**PROBLEM STATEMENT**:
Within the records below, find each line that holds the string "Writing", then copy it.

***

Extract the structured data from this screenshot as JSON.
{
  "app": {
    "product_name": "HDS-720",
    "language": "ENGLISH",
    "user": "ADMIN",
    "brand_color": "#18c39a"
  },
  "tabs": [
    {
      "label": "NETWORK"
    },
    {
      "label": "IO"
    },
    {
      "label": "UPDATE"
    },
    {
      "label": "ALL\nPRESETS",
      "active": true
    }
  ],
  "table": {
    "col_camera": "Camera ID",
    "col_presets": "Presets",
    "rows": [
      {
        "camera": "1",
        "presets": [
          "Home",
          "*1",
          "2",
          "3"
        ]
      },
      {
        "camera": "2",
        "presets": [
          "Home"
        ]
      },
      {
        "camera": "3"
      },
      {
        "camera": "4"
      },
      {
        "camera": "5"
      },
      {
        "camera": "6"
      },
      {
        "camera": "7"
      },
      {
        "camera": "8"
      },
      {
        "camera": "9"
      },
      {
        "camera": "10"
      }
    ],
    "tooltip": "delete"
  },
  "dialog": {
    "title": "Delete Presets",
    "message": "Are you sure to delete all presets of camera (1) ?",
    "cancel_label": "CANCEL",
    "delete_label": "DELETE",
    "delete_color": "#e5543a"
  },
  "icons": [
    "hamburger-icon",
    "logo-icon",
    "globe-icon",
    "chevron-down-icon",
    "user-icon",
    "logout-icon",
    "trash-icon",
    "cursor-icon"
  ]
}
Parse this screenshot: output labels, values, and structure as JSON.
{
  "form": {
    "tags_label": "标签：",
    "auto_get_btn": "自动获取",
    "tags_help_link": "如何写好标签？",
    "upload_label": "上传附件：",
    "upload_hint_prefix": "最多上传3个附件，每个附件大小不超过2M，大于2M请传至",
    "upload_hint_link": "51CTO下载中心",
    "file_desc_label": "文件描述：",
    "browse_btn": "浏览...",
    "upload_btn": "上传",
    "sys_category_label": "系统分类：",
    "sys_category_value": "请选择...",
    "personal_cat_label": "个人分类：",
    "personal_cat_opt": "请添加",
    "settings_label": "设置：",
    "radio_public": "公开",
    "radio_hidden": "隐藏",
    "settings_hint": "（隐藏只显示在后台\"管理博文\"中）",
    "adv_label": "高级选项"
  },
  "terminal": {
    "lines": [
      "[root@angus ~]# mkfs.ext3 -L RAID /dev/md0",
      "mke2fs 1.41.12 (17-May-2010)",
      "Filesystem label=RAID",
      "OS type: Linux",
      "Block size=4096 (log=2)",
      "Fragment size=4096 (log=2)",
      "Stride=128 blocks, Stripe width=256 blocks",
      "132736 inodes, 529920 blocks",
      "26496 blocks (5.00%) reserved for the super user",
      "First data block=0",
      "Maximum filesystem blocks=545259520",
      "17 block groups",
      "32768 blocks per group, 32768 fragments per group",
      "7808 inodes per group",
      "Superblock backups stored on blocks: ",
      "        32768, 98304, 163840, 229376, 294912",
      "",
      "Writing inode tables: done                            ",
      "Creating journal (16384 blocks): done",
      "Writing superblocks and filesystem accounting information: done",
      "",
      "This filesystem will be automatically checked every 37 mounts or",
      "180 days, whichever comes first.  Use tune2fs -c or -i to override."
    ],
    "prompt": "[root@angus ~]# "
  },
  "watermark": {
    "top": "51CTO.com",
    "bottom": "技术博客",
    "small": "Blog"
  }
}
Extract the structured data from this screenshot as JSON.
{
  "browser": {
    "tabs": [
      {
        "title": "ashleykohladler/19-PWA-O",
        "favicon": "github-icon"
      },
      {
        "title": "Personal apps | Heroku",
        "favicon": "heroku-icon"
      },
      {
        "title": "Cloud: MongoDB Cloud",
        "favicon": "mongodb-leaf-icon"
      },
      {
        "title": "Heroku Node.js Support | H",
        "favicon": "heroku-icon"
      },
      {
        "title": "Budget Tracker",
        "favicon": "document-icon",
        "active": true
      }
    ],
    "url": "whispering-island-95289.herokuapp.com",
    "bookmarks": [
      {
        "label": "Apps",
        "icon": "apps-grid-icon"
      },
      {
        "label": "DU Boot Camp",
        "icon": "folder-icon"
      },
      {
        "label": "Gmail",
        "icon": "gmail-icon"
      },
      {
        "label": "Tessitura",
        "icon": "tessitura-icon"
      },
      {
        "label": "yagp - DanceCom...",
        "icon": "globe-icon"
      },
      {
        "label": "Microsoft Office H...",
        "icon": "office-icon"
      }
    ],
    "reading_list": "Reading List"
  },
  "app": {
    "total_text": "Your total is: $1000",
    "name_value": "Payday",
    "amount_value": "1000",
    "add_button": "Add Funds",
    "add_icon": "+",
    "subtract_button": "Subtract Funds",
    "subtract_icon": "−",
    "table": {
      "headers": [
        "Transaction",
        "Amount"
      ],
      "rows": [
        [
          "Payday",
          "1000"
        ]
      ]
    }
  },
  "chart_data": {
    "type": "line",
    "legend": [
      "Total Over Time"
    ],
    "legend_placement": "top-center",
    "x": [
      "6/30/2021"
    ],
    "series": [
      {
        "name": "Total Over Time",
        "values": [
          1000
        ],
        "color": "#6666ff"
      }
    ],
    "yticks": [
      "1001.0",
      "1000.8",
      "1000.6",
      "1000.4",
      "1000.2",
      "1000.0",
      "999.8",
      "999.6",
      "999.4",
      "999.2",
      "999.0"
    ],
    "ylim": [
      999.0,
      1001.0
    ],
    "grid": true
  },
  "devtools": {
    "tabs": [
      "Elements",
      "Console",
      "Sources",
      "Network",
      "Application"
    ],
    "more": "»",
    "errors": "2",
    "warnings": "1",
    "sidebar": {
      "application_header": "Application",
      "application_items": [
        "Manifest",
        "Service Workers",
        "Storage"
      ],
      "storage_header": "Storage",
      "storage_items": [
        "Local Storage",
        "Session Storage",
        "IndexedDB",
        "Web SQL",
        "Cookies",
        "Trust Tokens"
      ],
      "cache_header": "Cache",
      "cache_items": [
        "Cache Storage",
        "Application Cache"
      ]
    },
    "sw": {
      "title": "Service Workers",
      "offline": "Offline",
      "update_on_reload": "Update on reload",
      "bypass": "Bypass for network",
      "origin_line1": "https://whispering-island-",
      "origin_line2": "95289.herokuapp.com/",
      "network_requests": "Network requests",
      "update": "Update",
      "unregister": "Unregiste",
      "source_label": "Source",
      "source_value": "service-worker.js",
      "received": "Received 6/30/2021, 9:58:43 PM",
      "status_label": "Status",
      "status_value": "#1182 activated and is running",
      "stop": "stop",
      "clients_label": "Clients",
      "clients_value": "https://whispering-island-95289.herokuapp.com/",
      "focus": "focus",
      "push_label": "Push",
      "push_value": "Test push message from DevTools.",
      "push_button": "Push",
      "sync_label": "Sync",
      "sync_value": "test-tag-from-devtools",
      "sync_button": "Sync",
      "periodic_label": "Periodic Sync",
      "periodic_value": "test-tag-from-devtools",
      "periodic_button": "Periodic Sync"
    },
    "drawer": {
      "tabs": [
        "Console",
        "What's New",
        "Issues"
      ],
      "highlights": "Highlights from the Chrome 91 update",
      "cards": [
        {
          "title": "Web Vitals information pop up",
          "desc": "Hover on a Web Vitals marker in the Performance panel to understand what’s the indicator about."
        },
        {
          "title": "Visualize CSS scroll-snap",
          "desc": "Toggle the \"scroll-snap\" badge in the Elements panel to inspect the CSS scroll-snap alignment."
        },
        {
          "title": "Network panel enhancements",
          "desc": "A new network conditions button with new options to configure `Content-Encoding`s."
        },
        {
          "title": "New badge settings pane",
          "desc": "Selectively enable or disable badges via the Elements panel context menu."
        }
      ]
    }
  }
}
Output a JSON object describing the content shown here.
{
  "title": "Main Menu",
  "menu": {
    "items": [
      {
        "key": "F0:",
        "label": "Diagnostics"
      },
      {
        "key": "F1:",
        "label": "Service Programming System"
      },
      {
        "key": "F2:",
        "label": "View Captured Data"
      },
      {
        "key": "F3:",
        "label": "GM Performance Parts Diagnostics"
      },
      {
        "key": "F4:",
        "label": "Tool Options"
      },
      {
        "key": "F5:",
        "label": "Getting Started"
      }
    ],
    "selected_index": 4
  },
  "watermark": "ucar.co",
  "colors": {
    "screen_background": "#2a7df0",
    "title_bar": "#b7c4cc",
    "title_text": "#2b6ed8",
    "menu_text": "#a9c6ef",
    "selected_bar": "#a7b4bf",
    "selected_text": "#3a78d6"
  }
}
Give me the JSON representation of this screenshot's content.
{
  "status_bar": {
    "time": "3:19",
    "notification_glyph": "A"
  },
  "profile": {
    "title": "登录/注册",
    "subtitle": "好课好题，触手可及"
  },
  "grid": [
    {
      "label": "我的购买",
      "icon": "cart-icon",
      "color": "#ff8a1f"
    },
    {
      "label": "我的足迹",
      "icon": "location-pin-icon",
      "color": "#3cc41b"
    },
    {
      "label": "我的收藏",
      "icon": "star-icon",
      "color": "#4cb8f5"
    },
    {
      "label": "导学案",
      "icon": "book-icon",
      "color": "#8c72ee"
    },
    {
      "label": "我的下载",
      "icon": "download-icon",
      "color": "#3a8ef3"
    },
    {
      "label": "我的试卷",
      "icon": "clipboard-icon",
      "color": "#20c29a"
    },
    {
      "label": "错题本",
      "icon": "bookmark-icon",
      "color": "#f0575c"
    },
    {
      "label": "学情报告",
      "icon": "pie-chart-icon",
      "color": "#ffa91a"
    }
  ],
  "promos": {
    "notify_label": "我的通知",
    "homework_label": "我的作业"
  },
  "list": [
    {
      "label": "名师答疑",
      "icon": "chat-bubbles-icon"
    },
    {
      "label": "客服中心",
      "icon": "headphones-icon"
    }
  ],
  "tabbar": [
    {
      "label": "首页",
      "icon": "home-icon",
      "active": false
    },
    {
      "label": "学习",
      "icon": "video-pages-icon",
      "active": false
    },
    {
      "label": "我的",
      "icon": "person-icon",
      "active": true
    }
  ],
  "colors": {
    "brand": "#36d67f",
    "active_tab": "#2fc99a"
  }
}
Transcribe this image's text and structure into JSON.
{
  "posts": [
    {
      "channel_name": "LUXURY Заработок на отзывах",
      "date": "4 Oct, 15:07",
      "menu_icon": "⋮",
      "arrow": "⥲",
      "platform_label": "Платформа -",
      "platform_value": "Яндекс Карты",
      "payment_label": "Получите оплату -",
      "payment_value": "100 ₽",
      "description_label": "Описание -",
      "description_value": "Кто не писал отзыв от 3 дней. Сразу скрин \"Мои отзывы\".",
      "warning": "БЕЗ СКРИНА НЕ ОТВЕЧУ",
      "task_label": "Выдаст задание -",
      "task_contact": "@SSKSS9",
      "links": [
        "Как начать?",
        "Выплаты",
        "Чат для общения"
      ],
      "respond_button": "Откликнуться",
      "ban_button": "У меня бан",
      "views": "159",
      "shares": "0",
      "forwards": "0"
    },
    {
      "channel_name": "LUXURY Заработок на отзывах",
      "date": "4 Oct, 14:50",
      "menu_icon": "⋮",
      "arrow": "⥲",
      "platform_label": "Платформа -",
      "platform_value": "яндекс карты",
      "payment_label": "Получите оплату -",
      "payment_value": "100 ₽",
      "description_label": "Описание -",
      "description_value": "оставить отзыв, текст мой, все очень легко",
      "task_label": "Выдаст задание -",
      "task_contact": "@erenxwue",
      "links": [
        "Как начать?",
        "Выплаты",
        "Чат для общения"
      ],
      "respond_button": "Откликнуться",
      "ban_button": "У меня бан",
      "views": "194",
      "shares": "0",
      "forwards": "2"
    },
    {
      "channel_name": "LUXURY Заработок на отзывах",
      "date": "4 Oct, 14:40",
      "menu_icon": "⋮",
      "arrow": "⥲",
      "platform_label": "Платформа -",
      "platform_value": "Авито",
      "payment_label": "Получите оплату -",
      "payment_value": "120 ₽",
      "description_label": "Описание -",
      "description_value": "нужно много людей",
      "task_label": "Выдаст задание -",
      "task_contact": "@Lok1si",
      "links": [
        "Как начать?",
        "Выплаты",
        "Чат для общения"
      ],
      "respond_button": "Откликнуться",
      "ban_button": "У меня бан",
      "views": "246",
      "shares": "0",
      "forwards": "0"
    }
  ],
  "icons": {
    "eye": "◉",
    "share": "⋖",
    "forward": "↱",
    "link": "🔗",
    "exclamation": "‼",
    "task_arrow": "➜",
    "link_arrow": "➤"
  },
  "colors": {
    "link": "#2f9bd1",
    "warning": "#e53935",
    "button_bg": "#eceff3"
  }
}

***

**PROBLEM SOLUTION**:
      "Writing inode tables: done                            ",
      "Writing superblocks and filesystem accounting information: done",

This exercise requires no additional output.